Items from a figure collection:
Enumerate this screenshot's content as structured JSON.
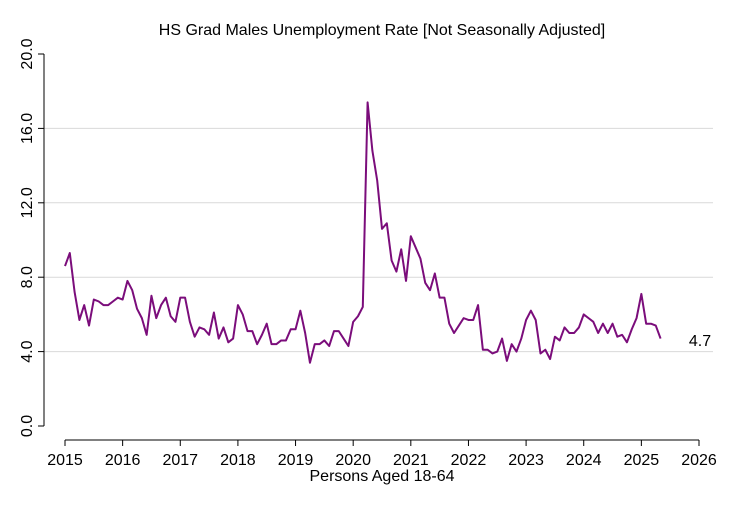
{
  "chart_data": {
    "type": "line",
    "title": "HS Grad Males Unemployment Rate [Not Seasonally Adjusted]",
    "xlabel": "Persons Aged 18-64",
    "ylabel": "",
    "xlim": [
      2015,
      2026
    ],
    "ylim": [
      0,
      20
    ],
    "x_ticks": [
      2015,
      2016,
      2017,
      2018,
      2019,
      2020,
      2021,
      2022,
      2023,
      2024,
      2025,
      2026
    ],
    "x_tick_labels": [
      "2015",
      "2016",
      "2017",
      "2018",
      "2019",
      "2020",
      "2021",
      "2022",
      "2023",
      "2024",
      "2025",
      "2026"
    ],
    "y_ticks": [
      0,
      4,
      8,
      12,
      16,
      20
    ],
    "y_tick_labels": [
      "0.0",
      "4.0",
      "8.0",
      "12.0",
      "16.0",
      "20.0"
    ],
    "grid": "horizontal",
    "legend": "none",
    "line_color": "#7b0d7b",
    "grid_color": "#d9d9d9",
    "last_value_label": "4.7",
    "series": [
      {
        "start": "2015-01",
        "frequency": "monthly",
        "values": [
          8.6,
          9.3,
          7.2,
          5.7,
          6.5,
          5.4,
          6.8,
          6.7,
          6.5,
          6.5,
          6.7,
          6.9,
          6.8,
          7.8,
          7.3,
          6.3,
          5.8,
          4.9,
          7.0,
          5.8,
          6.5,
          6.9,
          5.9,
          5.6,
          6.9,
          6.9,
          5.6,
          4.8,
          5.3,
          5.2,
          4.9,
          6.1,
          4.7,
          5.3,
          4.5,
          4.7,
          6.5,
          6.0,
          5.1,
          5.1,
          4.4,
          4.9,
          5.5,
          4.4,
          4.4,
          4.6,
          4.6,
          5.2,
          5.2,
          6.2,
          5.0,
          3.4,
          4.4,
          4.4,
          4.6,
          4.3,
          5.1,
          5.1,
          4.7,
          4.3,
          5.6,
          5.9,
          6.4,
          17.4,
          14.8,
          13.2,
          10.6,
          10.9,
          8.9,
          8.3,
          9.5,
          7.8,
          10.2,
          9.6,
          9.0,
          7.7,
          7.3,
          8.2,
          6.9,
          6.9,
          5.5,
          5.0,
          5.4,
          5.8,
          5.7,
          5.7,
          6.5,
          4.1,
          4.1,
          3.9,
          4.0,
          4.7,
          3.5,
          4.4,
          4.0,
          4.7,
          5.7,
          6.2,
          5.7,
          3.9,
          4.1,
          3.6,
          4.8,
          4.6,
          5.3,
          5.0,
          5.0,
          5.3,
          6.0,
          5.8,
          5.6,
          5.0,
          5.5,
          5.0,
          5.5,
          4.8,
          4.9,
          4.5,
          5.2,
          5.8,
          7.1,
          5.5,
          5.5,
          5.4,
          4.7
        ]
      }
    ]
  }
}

§ **What needs to be done**
Leave the images out and output the remaining material exactly as it stands.

§ **Solution**
Enumerate this screenshot's content as structured JSON.
{
  "chart_data": {
    "type": "line",
    "title": "HS Grad Males Unemployment Rate [Not Seasonally Adjusted]",
    "xlabel": "Persons Aged 18-64",
    "ylabel": "",
    "xlim": [
      2015,
      2026
    ],
    "ylim": [
      0,
      20
    ],
    "x_ticks": [
      2015,
      2016,
      2017,
      2018,
      2019,
      2020,
      2021,
      2022,
      2023,
      2024,
      2025,
      2026
    ],
    "x_tick_labels": [
      "2015",
      "2016",
      "2017",
      "2018",
      "2019",
      "2020",
      "2021",
      "2022",
      "2023",
      "2024",
      "2025",
      "2026"
    ],
    "y_ticks": [
      0,
      4,
      8,
      12,
      16,
      20
    ],
    "y_tick_labels": [
      "0.0",
      "4.0",
      "8.0",
      "12.0",
      "16.0",
      "20.0"
    ],
    "grid": "horizontal",
    "legend": "none",
    "line_color": "#7b0d7b",
    "grid_color": "#d9d9d9",
    "last_value_label": "4.7",
    "series": [
      {
        "start": "2015-01",
        "frequency": "monthly",
        "values": [
          8.6,
          9.3,
          7.2,
          5.7,
          6.5,
          5.4,
          6.8,
          6.7,
          6.5,
          6.5,
          6.7,
          6.9,
          6.8,
          7.8,
          7.3,
          6.3,
          5.8,
          4.9,
          7.0,
          5.8,
          6.5,
          6.9,
          5.9,
          5.6,
          6.9,
          6.9,
          5.6,
          4.8,
          5.3,
          5.2,
          4.9,
          6.1,
          4.7,
          5.3,
          4.5,
          4.7,
          6.5,
          6.0,
          5.1,
          5.1,
          4.4,
          4.9,
          5.5,
          4.4,
          4.4,
          4.6,
          4.6,
          5.2,
          5.2,
          6.2,
          5.0,
          3.4,
          4.4,
          4.4,
          4.6,
          4.3,
          5.1,
          5.1,
          4.7,
          4.3,
          5.6,
          5.9,
          6.4,
          17.4,
          14.8,
          13.2,
          10.6,
          10.9,
          8.9,
          8.3,
          9.5,
          7.8,
          10.2,
          9.6,
          9.0,
          7.7,
          7.3,
          8.2,
          6.9,
          6.9,
          5.5,
          5.0,
          5.4,
          5.8,
          5.7,
          5.7,
          6.5,
          4.1,
          4.1,
          3.9,
          4.0,
          4.7,
          3.5,
          4.4,
          4.0,
          4.7,
          5.7,
          6.2,
          5.7,
          3.9,
          4.1,
          3.6,
          4.8,
          4.6,
          5.3,
          5.0,
          5.0,
          5.3,
          6.0,
          5.8,
          5.6,
          5.0,
          5.5,
          5.0,
          5.5,
          4.8,
          4.9,
          4.5,
          5.2,
          5.8,
          7.1,
          5.5,
          5.5,
          5.4,
          4.7
        ]
      }
    ]
  }
}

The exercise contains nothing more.